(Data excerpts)

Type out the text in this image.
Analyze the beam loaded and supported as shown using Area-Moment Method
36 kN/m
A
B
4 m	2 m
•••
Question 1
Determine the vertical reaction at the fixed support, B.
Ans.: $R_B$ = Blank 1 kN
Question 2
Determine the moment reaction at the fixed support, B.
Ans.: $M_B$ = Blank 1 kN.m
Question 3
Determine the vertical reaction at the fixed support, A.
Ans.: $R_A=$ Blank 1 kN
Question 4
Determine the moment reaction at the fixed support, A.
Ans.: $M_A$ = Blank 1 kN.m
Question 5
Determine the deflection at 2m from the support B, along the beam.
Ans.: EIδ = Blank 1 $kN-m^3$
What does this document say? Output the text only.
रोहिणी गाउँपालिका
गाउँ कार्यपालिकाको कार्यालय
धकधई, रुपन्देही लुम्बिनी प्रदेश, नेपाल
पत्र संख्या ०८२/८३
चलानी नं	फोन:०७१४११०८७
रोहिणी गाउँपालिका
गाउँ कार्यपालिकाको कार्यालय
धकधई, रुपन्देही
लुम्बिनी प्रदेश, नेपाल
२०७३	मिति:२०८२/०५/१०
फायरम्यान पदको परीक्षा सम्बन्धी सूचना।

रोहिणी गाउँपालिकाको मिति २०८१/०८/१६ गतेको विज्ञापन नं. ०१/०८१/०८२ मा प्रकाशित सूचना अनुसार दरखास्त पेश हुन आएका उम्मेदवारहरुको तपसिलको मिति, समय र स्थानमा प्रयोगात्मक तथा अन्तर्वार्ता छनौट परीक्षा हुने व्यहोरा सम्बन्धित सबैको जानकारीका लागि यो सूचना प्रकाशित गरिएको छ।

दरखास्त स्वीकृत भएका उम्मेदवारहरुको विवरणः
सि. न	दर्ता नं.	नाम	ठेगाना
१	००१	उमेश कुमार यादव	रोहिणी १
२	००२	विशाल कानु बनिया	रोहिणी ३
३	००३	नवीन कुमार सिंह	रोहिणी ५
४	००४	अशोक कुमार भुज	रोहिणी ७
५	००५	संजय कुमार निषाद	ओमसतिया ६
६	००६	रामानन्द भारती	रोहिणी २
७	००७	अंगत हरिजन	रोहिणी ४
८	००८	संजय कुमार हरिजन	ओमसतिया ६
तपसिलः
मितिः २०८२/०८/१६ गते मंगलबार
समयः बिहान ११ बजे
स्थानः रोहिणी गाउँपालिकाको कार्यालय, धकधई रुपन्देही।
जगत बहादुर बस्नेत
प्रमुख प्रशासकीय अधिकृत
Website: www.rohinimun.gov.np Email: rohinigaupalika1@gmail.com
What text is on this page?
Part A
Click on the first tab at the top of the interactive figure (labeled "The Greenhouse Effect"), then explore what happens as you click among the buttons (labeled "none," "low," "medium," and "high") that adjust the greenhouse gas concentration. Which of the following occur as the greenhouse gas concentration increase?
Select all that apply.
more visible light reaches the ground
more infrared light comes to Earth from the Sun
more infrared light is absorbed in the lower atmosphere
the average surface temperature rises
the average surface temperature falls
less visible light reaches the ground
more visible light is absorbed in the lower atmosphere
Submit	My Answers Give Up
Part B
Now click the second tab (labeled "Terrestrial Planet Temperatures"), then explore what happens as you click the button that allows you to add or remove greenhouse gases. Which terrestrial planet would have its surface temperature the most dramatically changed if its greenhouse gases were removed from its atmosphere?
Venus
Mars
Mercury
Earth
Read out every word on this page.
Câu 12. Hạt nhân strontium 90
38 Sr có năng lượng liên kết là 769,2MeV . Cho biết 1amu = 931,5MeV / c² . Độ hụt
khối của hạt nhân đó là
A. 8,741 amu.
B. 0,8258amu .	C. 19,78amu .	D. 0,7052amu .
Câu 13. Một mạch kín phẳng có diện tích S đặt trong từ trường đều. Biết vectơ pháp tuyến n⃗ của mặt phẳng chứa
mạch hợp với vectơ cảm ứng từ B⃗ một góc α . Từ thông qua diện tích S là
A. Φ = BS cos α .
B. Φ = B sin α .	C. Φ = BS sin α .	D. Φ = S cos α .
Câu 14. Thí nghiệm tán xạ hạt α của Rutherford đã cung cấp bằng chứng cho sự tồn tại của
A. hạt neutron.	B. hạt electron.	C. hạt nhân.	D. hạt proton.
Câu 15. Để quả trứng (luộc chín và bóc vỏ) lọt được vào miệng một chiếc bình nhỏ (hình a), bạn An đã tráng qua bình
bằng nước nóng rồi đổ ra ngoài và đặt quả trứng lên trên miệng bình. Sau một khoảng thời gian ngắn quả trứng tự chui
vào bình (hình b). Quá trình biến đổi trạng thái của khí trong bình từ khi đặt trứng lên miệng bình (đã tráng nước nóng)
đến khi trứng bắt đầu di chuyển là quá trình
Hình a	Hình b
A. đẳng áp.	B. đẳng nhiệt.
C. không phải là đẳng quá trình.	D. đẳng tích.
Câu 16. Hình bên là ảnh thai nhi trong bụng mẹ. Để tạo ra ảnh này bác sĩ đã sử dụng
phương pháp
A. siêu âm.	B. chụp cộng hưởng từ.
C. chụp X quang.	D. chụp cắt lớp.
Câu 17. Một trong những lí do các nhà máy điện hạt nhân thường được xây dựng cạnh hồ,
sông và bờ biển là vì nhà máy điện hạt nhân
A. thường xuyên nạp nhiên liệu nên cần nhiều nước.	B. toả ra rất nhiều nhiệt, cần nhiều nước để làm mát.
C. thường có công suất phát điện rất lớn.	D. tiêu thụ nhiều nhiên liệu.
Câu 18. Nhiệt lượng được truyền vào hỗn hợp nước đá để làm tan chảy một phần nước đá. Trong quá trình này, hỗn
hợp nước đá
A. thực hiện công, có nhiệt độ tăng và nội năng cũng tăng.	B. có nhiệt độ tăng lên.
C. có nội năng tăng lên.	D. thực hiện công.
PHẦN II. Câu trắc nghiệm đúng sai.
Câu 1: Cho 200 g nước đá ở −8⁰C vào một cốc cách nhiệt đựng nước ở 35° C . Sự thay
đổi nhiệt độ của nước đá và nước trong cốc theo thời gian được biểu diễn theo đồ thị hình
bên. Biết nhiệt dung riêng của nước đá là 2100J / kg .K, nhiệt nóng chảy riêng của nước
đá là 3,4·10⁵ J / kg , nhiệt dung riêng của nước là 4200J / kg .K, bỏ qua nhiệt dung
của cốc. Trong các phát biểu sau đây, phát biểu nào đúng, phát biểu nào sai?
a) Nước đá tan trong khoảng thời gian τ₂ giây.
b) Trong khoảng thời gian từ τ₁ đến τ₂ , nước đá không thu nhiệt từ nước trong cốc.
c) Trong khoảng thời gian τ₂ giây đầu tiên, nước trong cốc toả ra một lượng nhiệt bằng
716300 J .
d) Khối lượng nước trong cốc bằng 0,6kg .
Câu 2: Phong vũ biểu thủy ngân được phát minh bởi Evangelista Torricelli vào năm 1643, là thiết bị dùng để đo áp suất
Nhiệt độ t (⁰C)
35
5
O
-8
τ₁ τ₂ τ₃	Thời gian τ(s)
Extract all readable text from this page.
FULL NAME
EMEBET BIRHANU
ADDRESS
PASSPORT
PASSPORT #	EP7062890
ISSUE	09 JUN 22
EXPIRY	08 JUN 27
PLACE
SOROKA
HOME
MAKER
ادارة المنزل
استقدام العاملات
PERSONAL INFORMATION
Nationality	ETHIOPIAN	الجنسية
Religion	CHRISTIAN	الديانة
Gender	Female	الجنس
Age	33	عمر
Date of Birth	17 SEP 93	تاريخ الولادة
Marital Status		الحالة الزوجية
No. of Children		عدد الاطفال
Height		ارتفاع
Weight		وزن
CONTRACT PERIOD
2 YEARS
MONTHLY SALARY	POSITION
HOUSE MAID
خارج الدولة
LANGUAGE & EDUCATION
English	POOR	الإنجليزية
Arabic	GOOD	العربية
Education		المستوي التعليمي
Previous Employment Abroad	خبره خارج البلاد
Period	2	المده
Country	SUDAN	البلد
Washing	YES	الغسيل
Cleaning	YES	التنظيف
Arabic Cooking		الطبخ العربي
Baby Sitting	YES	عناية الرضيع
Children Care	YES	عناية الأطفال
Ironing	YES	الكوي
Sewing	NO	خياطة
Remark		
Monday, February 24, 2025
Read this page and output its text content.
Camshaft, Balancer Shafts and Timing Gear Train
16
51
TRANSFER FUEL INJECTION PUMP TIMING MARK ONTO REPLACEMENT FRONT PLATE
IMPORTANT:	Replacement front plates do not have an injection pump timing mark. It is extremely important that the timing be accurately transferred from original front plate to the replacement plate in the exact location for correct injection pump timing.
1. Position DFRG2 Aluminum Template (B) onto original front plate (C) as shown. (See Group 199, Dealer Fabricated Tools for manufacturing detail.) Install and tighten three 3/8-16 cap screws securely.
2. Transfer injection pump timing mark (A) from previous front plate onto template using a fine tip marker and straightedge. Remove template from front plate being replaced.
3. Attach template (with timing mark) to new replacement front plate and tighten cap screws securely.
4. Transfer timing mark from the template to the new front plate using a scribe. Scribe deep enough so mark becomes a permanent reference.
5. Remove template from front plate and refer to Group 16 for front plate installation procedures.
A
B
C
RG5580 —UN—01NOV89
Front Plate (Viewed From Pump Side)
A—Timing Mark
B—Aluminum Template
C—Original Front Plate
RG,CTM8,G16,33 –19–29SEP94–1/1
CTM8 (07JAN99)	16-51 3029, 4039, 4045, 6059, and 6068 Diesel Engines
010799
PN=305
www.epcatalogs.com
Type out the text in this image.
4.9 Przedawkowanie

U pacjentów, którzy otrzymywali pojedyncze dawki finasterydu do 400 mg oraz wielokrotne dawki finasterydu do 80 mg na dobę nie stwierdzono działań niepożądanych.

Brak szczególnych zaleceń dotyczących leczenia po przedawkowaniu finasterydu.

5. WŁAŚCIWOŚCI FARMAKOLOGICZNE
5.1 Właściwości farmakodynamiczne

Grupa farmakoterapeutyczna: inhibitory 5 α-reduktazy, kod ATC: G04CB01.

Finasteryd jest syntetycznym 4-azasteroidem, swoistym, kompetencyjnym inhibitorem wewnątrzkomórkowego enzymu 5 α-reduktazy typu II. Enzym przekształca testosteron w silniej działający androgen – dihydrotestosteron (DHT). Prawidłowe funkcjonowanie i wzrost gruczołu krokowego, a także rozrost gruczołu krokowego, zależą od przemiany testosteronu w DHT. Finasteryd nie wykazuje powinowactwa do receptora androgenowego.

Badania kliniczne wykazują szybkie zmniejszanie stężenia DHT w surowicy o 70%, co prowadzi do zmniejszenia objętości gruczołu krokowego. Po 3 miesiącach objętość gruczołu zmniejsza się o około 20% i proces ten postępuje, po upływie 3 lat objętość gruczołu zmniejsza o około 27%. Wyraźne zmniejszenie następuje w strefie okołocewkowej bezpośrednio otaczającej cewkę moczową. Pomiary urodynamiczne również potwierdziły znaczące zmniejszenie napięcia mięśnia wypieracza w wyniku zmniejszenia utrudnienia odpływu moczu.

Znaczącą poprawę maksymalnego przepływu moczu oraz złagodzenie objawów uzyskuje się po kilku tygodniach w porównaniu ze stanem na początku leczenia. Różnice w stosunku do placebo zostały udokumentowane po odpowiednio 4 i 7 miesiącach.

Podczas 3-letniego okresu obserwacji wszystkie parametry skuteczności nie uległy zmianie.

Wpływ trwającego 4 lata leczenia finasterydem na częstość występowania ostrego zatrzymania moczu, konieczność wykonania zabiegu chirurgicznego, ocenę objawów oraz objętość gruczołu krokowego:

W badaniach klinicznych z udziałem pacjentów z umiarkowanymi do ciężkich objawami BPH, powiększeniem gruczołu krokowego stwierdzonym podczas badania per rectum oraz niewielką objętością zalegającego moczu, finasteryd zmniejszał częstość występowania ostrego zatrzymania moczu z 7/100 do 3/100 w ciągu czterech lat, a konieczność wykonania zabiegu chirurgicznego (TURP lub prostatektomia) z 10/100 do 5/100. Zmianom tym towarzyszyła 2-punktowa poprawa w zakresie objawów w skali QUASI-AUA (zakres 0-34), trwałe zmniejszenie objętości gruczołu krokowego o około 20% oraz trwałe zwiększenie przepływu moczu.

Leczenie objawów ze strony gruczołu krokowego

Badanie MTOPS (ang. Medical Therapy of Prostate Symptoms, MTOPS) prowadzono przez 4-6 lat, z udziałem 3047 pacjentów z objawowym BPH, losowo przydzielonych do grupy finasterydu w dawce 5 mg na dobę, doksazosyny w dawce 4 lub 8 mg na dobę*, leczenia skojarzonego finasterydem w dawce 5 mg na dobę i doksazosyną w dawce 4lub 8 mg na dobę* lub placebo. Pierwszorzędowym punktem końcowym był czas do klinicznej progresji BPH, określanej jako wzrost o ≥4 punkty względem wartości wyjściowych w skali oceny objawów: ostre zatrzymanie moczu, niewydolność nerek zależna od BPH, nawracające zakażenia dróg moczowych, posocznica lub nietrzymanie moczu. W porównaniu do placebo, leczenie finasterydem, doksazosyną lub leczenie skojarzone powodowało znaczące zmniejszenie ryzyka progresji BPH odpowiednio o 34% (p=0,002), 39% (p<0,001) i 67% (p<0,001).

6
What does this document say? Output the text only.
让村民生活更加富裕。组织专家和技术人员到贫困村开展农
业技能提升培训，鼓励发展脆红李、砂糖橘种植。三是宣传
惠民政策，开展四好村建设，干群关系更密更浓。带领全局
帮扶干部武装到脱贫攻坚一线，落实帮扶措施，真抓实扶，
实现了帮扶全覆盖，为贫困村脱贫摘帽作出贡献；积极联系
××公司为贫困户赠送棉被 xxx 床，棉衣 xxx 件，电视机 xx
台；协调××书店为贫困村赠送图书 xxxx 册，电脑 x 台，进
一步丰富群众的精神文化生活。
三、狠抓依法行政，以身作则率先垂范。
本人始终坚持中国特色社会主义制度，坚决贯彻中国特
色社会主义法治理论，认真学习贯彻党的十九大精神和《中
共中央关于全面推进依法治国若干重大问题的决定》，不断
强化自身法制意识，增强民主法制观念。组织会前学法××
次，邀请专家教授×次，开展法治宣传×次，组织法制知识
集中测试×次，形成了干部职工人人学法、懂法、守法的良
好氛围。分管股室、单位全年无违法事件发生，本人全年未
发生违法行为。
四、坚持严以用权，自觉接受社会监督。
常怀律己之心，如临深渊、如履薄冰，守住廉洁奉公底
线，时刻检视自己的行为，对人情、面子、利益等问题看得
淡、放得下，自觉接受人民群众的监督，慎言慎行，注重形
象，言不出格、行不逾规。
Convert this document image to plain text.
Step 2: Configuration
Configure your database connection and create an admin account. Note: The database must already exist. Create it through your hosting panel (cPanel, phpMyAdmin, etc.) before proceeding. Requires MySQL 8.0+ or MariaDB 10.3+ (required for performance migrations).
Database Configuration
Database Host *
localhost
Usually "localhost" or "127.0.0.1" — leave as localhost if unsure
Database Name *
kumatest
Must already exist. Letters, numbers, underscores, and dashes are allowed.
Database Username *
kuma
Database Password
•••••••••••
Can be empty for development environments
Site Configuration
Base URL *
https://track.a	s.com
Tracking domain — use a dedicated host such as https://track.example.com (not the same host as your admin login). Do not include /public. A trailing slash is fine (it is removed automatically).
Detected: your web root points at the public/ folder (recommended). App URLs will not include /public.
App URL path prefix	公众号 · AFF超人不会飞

### Exercise aim:
Show every line from the entries above in which "happens" appears.

### Task result:
Click on the first tab at the top of the interactive figure (labeled "The Greenhouse Effect"), then explore what happens as you click among the buttons (labeled "none," "low," "medium," and "high") that adjust the greenhouse gas concentration. Which of the following occur as the greenhouse gas concentration increase?
Now click the second tab (labeled "Terrestrial Planet Temperatures"), then explore what happens as you click the button that allows you to add or remove greenhouse gases. Which terrestrial planet would have its surface temperature the most dramatically changed if its greenhouse gases were removed from its atmosphere?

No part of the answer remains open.